▶ To be done:
Check each line of the listing below for the word "μrad" and say how many lines have it. Nothing else should be written.

* Start *

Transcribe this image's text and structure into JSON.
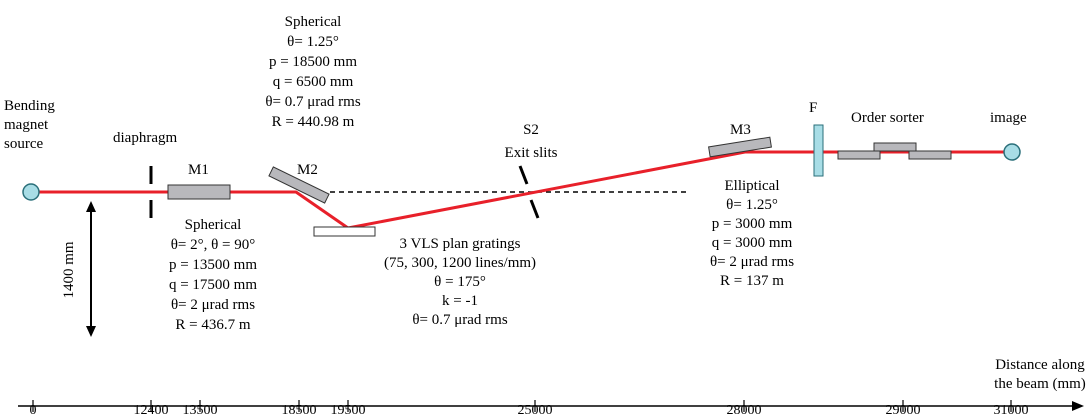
{
  "labels": {
    "source": [
      "Bending",
      "magnet",
      "source"
    ],
    "diaphragm": "diaphragm",
    "m1": "M1",
    "m2": "M2",
    "m3": "M3",
    "f": "F",
    "order_sorter": "Order sorter",
    "image": "image",
    "s2": [
      "S2",
      "Exit slits"
    ],
    "distance": [
      "Distance along",
      "the beam (mm)"
    ],
    "height": "1400 mm"
  },
  "m2_spec": [
    "Spherical",
    "θ= 1.25°",
    "p = 18500 mm",
    "q = 6500 mm",
    "θ= 0.7 μrad rms",
    "R = 440.98 m"
  ],
  "m1_spec": [
    "Spherical",
    "θ= 2°, θ = 90°",
    "p = 13500 mm",
    "q = 17500 mm",
    "θ= 2 μrad rms",
    "R = 436.7 m"
  ],
  "grating_spec": [
    "3 VLS plan gratings",
    "(75, 300, 1200 lines/mm)",
    "θ = 175°",
    "k = -1",
    "θ= 0.7 μrad rms"
  ],
  "m3_spec": [
    "Elliptical",
    "θ= 1.25°",
    "p = 3000 mm",
    "q = 3000 mm",
    "θ= 2 μrad rms",
    "R = 137 m"
  ],
  "axis_ticks": [
    "0",
    "12400",
    "13500",
    "18500",
    "19500",
    "25000",
    "28000",
    "29000",
    "31000"
  ],
  "colors": {
    "beam": "#e8202a",
    "optic": "#b8b8bc",
    "source": "#a8dde6",
    "filter": "#a8dde6"
  }
}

* End *

▶ The completed task:
4